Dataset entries
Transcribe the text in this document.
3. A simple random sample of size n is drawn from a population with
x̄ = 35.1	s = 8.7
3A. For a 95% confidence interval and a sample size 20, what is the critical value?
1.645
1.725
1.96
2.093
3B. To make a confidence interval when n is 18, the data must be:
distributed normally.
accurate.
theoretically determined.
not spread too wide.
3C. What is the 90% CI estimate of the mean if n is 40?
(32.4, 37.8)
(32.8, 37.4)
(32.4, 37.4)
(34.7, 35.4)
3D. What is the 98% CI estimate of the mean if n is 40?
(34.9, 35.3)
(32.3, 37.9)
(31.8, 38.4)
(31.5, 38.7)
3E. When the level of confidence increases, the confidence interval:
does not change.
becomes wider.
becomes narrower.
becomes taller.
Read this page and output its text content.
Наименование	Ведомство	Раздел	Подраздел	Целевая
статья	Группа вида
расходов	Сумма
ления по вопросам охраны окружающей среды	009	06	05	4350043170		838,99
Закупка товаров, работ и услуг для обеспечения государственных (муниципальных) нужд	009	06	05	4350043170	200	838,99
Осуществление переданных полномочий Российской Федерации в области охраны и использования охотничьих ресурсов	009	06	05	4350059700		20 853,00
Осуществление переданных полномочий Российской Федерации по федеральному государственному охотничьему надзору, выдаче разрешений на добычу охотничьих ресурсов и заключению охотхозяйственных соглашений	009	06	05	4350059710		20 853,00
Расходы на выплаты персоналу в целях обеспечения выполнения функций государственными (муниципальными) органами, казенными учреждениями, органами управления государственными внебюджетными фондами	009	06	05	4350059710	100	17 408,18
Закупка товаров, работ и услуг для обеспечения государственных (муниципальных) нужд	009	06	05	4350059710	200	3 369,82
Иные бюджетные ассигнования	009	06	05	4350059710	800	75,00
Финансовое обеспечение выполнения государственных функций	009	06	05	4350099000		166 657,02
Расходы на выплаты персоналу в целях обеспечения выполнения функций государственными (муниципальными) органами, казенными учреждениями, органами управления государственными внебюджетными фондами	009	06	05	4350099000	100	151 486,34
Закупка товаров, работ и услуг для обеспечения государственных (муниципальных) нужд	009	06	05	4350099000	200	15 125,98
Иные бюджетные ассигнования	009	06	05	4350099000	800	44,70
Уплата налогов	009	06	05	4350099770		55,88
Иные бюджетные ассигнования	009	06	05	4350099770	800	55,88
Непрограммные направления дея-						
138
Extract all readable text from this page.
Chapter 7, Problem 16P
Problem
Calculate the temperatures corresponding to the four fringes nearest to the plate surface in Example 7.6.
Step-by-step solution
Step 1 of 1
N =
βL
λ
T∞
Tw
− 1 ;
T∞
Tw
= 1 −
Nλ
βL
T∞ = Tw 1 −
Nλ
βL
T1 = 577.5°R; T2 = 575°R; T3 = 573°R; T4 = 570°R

▶ [What is required]: Go through the material above and copy each line that has the word "бюджетные".

▶ [Response to this task]:
Иные бюджетные ассигнования	009	06	05	4350059710	800	75,00
Иные бюджетные ассигнования	009	06	05	4350099000	800	44,70
Иные бюджетные ассигнования	009	06	05	4350099770	800	55,88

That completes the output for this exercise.